**Written task:** Copy each record exactly as it reads, leaving out any pictures it holds.

***** Source data *****

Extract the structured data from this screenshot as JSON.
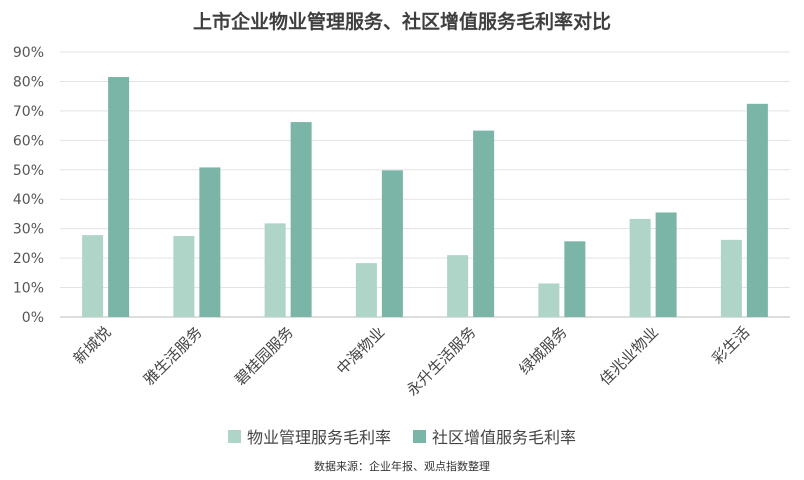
{
  "chart_data": {
    "type": "bar",
    "title": "上市企业物业管理服务、社区增值服务毛利率对比",
    "categories": [
      "新城悦",
      "雅生活服务",
      "碧桂园服务",
      "中海物业",
      "永升生活服务",
      "绿城服务",
      "佳兆业物业",
      "彩生活"
    ],
    "series": [
      {
        "name": "物业管理服务毛利率",
        "color": "#aed5c8",
        "values": [
          27.8,
          27.5,
          31.8,
          18.3,
          21.0,
          11.4,
          33.3,
          26.2
        ]
      },
      {
        "name": "社区增值服务毛利率",
        "color": "#7ab5a8",
        "values": [
          81.5,
          50.8,
          66.2,
          49.8,
          63.3,
          25.7,
          35.5,
          72.4
        ]
      }
    ],
    "ylim": [
      0,
      90
    ],
    "yticks": [
      "0%",
      "10%",
      "20%",
      "30%",
      "40%",
      "50%",
      "60%",
      "70%",
      "80%",
      "90%"
    ],
    "grid": true,
    "legend_position": "bottom",
    "source": "数据来源：企业年报、观点指数整理"
  }
}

*****

**Answer for the task:**
Extract the structured data from this screenshot as JSON.
{
  "chart_data": {
    "type": "bar",
    "title": "上市企业物业管理服务、社区增值服务毛利率对比",
    "categories": [
      "新城悦",
      "雅生活服务",
      "碧桂园服务",
      "中海物业",
      "永升生活服务",
      "绿城服务",
      "佳兆业物业",
      "彩生活"
    ],
    "series": [
      {
        "name": "物业管理服务毛利率",
        "color": "#aed5c8",
        "values": [
          27.8,
          27.5,
          31.8,
          18.3,
          21.0,
          11.4,
          33.3,
          26.2
        ]
      },
      {
        "name": "社区增值服务毛利率",
        "color": "#7ab5a8",
        "values": [
          81.5,
          50.8,
          66.2,
          49.8,
          63.3,
          25.7,
          35.5,
          72.4
        ]
      }
    ],
    "ylim": [
      0,
      90
    ],
    "yticks": [
      "0%",
      "10%",
      "20%",
      "30%",
      "40%",
      "50%",
      "60%",
      "70%",
      "80%",
      "90%"
    ],
    "grid": true,
    "legend_position": "bottom",
    "source": "数据来源：企业年报、观点指数整理"
  }
}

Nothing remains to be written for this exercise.